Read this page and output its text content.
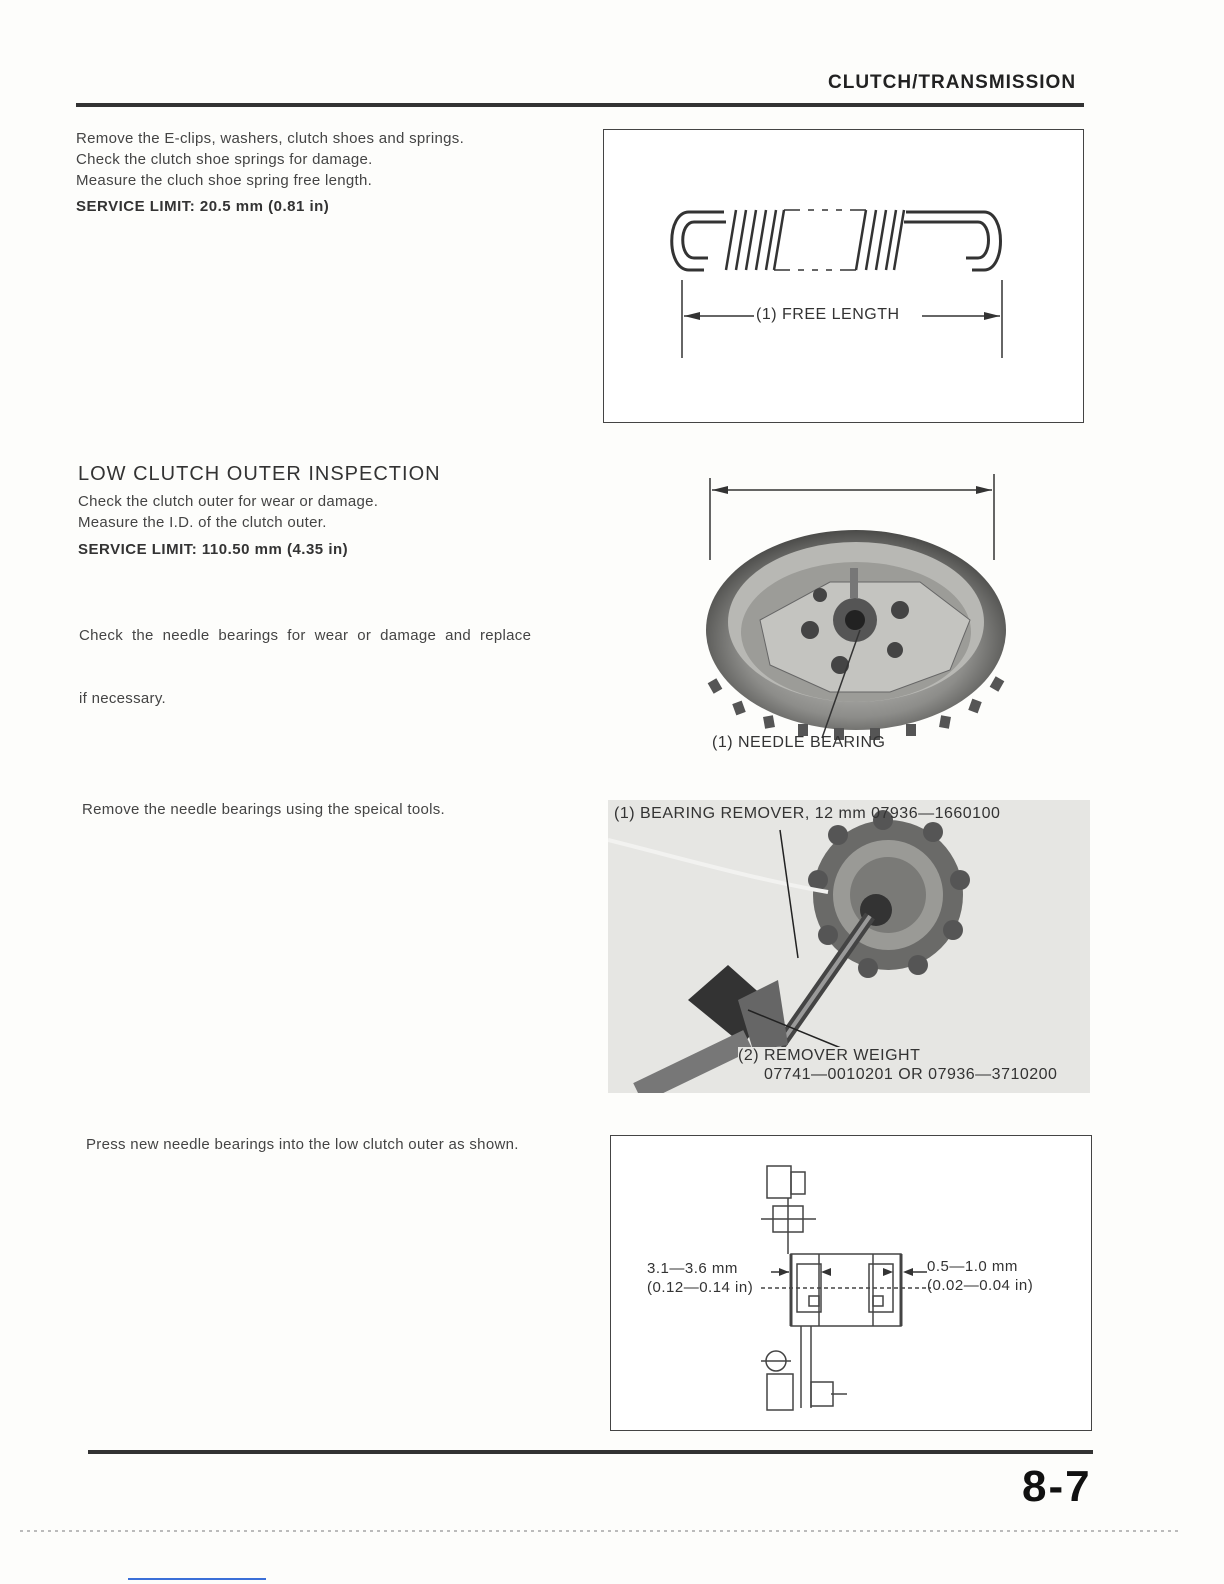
CLUTCH/TRANSMISSION
Remove the E-clips, washers, clutch shoes and springs.
Check the clutch shoe springs for damage.
Measure the cluch shoe spring free length.
SERVICE LIMIT: 20.5 mm (0.81 in)
(1) FREE LENGTH
LOW CLUTCH OUTER INSPECTION
Check the clutch outer for wear or damage.
Measure the I.D. of the clutch outer.
SERVICE LIMIT: 110.50 mm (4.35 in)

Check  the  needle  bearings  for  wear  or  damage  and  replace

if necessary.

(1) NEEDLE BEARING
Remove the needle bearings using the speical tools.	(1) BEARING REMOVER, 12 mm 07936—1660100
(2) REMOVER WEIGHT
07741—0010201 OR 07936—3710200
Press new needle bearings into the low clutch outer as shown.
3.1—3.6 mm
(0.12—0.14 in)
0.5—1.0 mm
(0.02—0.04 in)
8-7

----------

> _Work instructions_:
Every entry must be written out exactly, with all pictures left out.

> _The solution_:
Read this page and output its text content.
CLUTCH/TRANSMISSION
Remove the E-clips, washers, clutch shoes and springs.
Check the clutch shoe springs for damage.
Measure the cluch shoe spring free length.
SERVICE LIMIT: 20.5 mm (0.81 in)
(1) FREE LENGTH
LOW CLUTCH OUTER INSPECTION
Check the clutch outer for wear or damage.
Measure the I.D. of the clutch outer.
SERVICE LIMIT: 110.50 mm (4.35 in)

Check  the  needle  bearings  for  wear  or  damage  and  replace

if necessary.

(1) NEEDLE BEARING
Remove the needle bearings using the speical tools.	(1) BEARING REMOVER, 12 mm 07936—1660100
(2) REMOVER WEIGHT
07741—0010201 OR 07936—3710200
Press new needle bearings into the low clutch outer as shown.
3.1—3.6 mm
(0.12—0.14 in)
0.5—1.0 mm
(0.02—0.04 in)
8-7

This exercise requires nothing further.